Problem statement » Retype the whole listing, please, keeping every line exact and dropping the pictures.

■ ■ ■ ■

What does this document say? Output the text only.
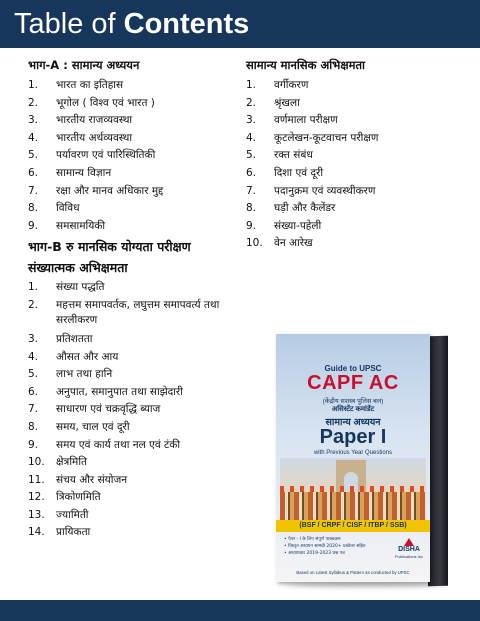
Table of Contents
भाग-A : सामान्य अध्ययन
1. भारत का इतिहास
2. भूगोल ( विश्व एवं भारत )
3. भारतीय राजव्यवस्था
4. भारतीय अर्थव्यवस्था
5. पर्यावरण एवं पारिस्थितिकी
6. सामान्य विज्ञान
7. रक्षा और मानव अधिकार मुद्द
8. विविध
9. समसामयिकी
भाग-B रु मानसिक योग्यता परीक्षण
संख्यात्मक अभिक्षमता
1. संख्या पद्धति
2. महत्तम समापवर्तक, लघुत्तम समापवर्त्य तथा सरलीकरण
3. प्रतिशतता
4. औसत और आय
5. लाभ तथा हानि
6. अनुपात, समानुपात तथा साझेदारी
7. साधारण एवं चक्रवृद्धि ब्याज
8. समय, चाल एवं दूरी
9. समय एवं कार्य तथा नल एवं टंकी
10. क्षेत्रमिति
11. संचय और संयोजन
12. त्रिकोणमिति
13. ज्यामिती
14. प्रायिकता
सामान्य मानसिक अभिक्षमता
1. वर्गीकरण
2. श्रृंखला
3. वर्णमाला परीक्षण
4. कूटलेखन-कूटवाचन परीक्षण
5. रक्त संबंध
6. दिशा एवं दूरी
7. पदानुक्रम एवं व्यवस्थीकरण
8. घड़ी और कैलेंडर
9. संख्या-पहेली
10. वेन आरेख
Guide to UPSC
CAPF AC
(केंद्रीय सशस्त्र पुलिस बल)
असिस्टेंट कमांडेंट
सामान्य अध्ययन
Paper I
with Previous Year Questions
(BSF / CRPF / CISF / ITBP / SSB)
• पेपर - I के लिए संपूर्ण पाठ्यक्रम
• विस्तृत अध्ययन सामग्री 2020+ प्रश्नोत्तर सहित
• अध्यायवार 2019-2023 प्रश्न पत्र
DISHA
Publications Inc
Based on Latest Syllabus & Pattern as conducted by UPSC
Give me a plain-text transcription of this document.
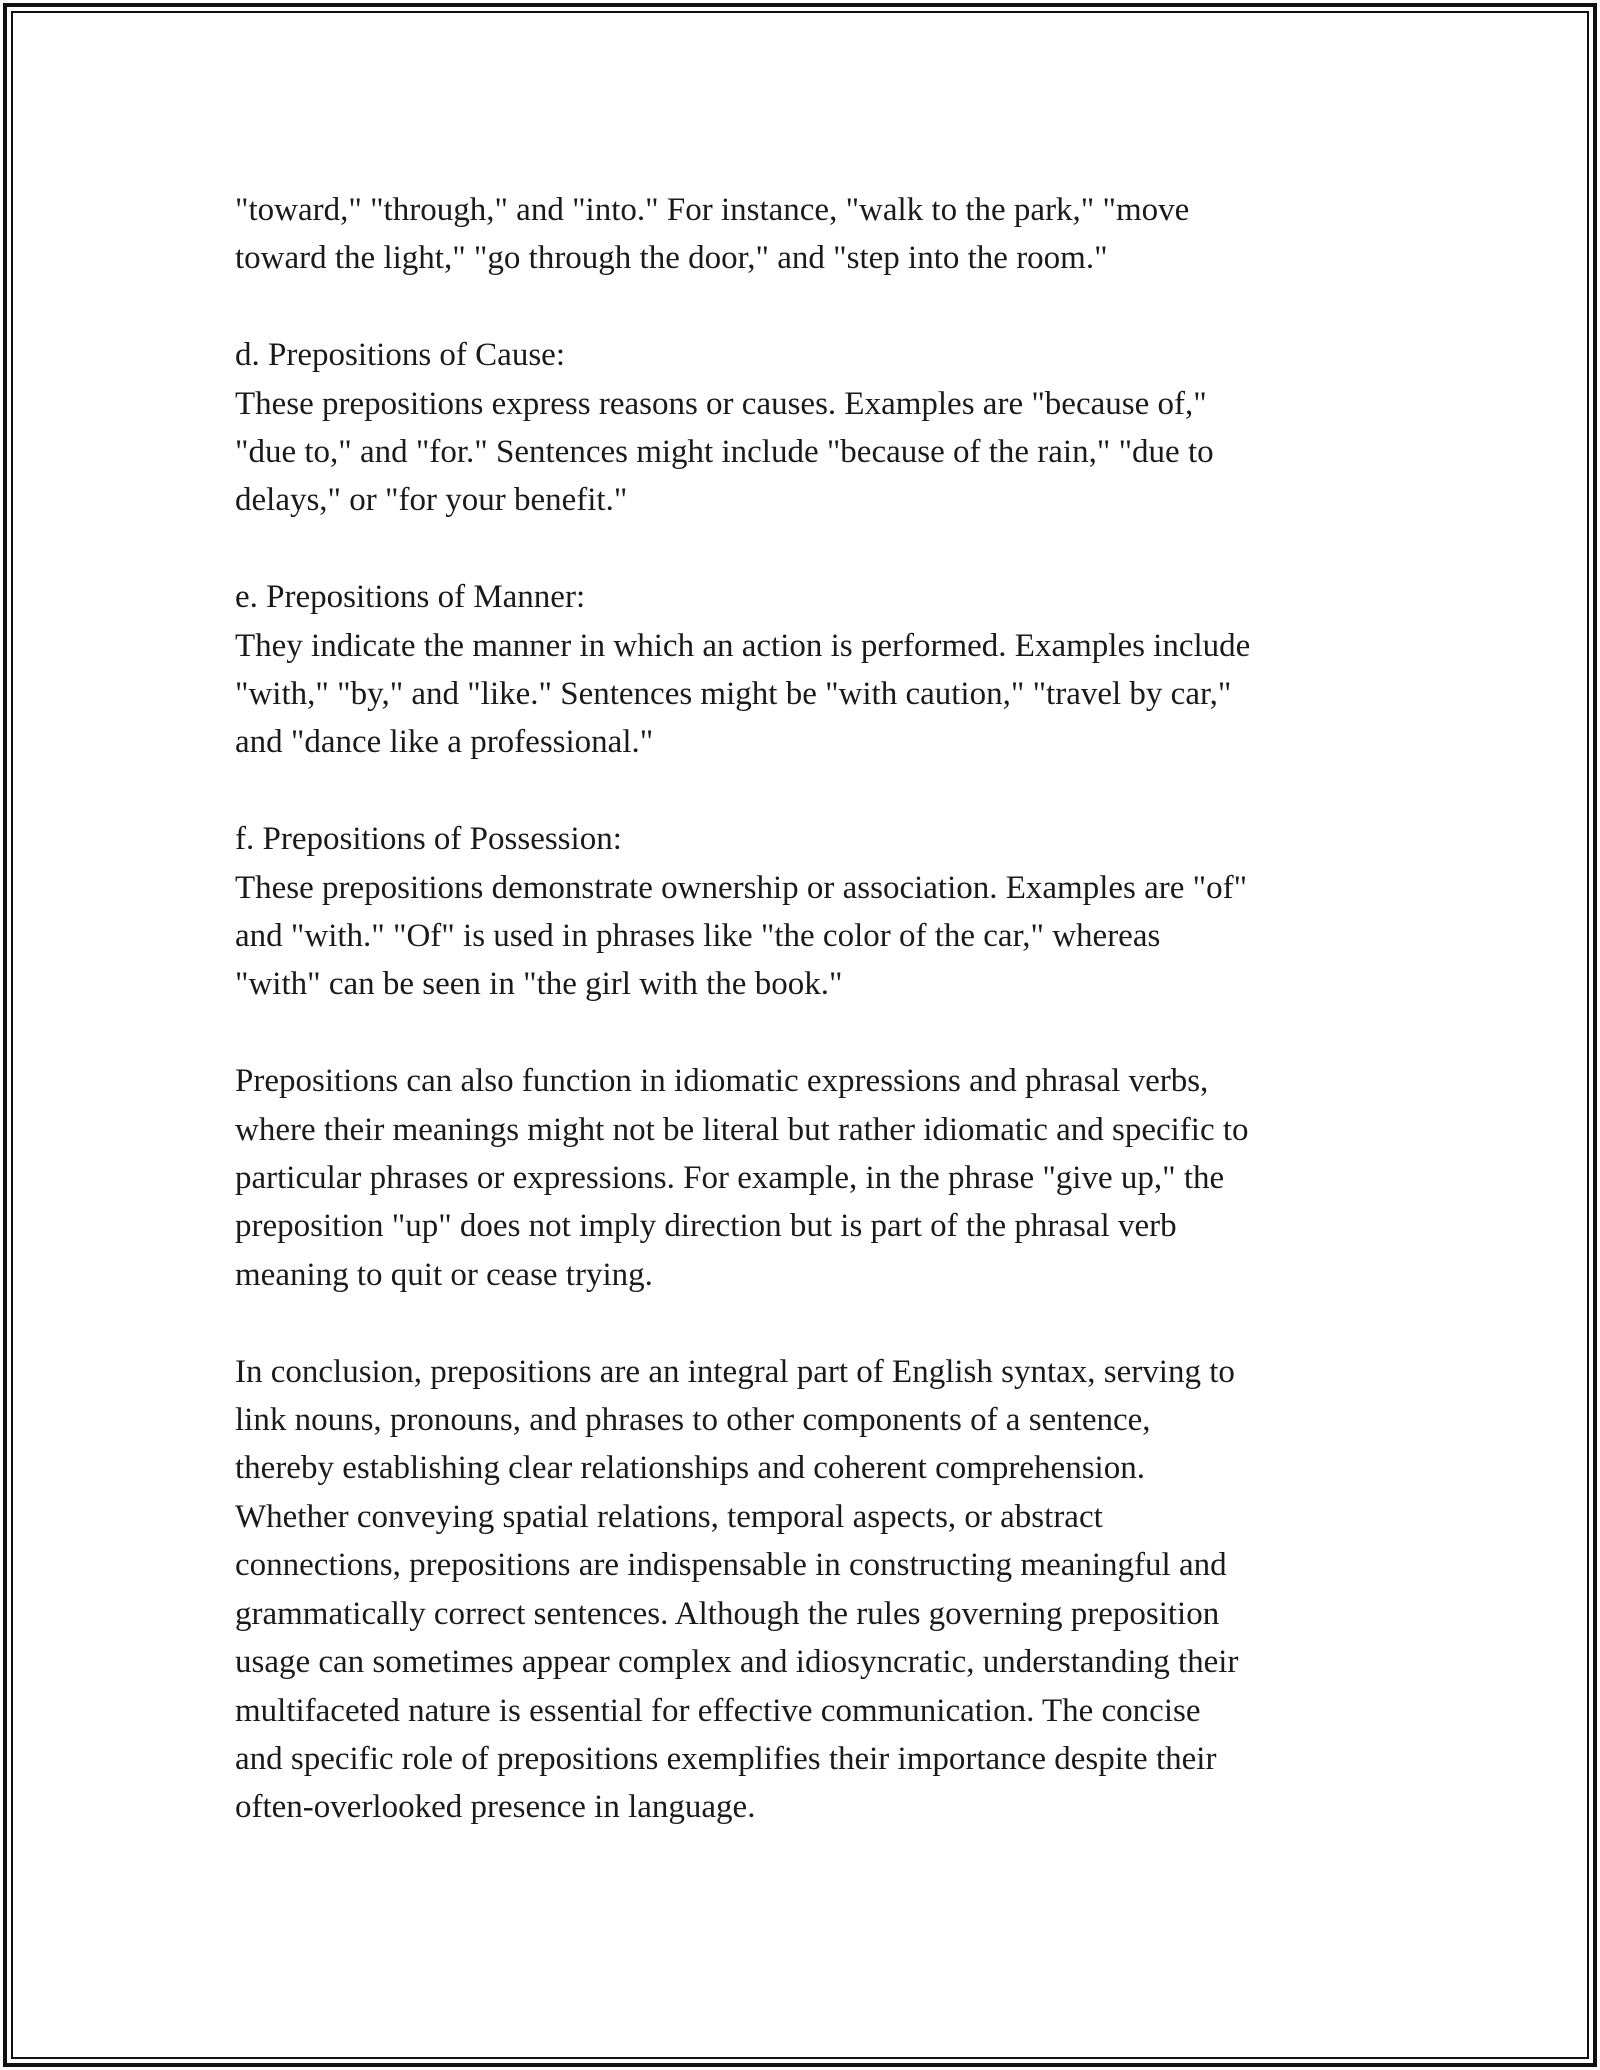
"toward," "through," and "into." For instance, "walk to the park," "move
toward the light," "go through the door," and "step into the room."
d. Prepositions of Cause:
These prepositions express reasons or causes. Examples are "because of,"
"due to," and "for." Sentences might include "because of the rain," "due to
delays," or "for your benefit."
e. Prepositions of Manner:
They indicate the manner in which an action is performed. Examples include
"with," "by," and "like." Sentences might be "with caution," "travel by car,"
and "dance like a professional."
f. Prepositions of Possession:
These prepositions demonstrate ownership or association. Examples are "of"
and "with." "Of" is used in phrases like "the color of the car," whereas
"with" can be seen in "the girl with the book."
Prepositions can also function in idiomatic expressions and phrasal verbs,
where their meanings might not be literal but rather idiomatic and specific to
particular phrases or expressions. For example, in the phrase "give up," the
preposition "up" does not imply direction but is part of the phrasal verb
meaning to quit or cease trying.
In conclusion, prepositions are an integral part of English syntax, serving to
link nouns, pronouns, and phrases to other components of a sentence,
thereby establishing clear relationships and coherent comprehension.
Whether conveying spatial relations, temporal aspects, or abstract
connections, prepositions are indispensable in constructing meaningful and
grammatically correct sentences. Although the rules governing preposition
usage can sometimes appear complex and idiosyncratic, understanding their
multifaceted nature is essential for effective communication. The concise
and specific role of prepositions exemplifies their importance despite their
often-overlooked presence in language.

■ ■ ■ ■

Exercise solution »
What does this document say? Output the text only.
Table of Contents
भाग-A : सामान्य अध्ययन
1. भारत का इतिहास
2. भूगोल ( विश्व एवं भारत )
3. भारतीय राजव्यवस्था
4. भारतीय अर्थव्यवस्था
5. पर्यावरण एवं पारिस्थितिकी
6. सामान्य विज्ञान
7. रक्षा और मानव अधिकार मुद्द
8. विविध
9. समसामयिकी
भाग-B रु मानसिक योग्यता परीक्षण
संख्यात्मक अभिक्षमता
1. संख्या पद्धति
2. महत्तम समापवर्तक, लघुत्तम समापवर्त्य तथा सरलीकरण
3. प्रतिशतता
4. औसत और आय
5. लाभ तथा हानि
6. अनुपात, समानुपात तथा साझेदारी
7. साधारण एवं चक्रवृद्धि ब्याज
8. समय, चाल एवं दूरी
9. समय एवं कार्य तथा नल एवं टंकी
10. क्षेत्रमिति
11. संचय और संयोजन
12. त्रिकोणमिति
13. ज्यामिती
14. प्रायिकता
सामान्य मानसिक अभिक्षमता
1. वर्गीकरण
2. श्रृंखला
3. वर्णमाला परीक्षण
4. कूटलेखन-कूटवाचन परीक्षण
5. रक्त संबंध
6. दिशा एवं दूरी
7. पदानुक्रम एवं व्यवस्थीकरण
8. घड़ी और कैलेंडर
9. संख्या-पहेली
10. वेन आरेख
Guide to UPSC
CAPF AC
(केंद्रीय सशस्त्र पुलिस बल)
असिस्टेंट कमांडेंट
सामान्य अध्ययन
Paper I
with Previous Year Questions
(BSF / CRPF / CISF / ITBP / SSB)
• पेपर - I के लिए संपूर्ण पाठ्यक्रम
• विस्तृत अध्ययन सामग्री 2020+ प्रश्नोत्तर सहित
• अध्यायवार 2019-2023 प्रश्न पत्र
DISHA
Publications Inc
Based on Latest Syllabus & Pattern as conducted by UPSC
Give me a plain-text transcription of this document.
"toward," "through," and "into." For instance, "walk to the park," "move
toward the light," "go through the door," and "step into the room."
d. Prepositions of Cause:
These prepositions express reasons or causes. Examples are "because of,"
"due to," and "for." Sentences might include "because of the rain," "due to
delays," or "for your benefit."
e. Prepositions of Manner:
They indicate the manner in which an action is performed. Examples include
"with," "by," and "like." Sentences might be "with caution," "travel by car,"
and "dance like a professional."
f. Prepositions of Possession:
These prepositions demonstrate ownership or association. Examples are "of"
and "with." "Of" is used in phrases like "the color of the car," whereas
"with" can be seen in "the girl with the book."
Prepositions can also function in idiomatic expressions and phrasal verbs,
where their meanings might not be literal but rather idiomatic and specific to
particular phrases or expressions. For example, in the phrase "give up," the
preposition "up" does not imply direction but is part of the phrasal verb
meaning to quit or cease trying.
In conclusion, prepositions are an integral part of English syntax, serving to
link nouns, pronouns, and phrases to other components of a sentence,
thereby establishing clear relationships and coherent comprehension.
Whether conveying spatial relations, temporal aspects, or abstract
connections, prepositions are indispensable in constructing meaningful and
grammatically correct sentences. Although the rules governing preposition
usage can sometimes appear complex and idiosyncratic, understanding their
multifaceted nature is essential for effective communication. The concise
and specific role of prepositions exemplifies their importance despite their
often-overlooked presence in language.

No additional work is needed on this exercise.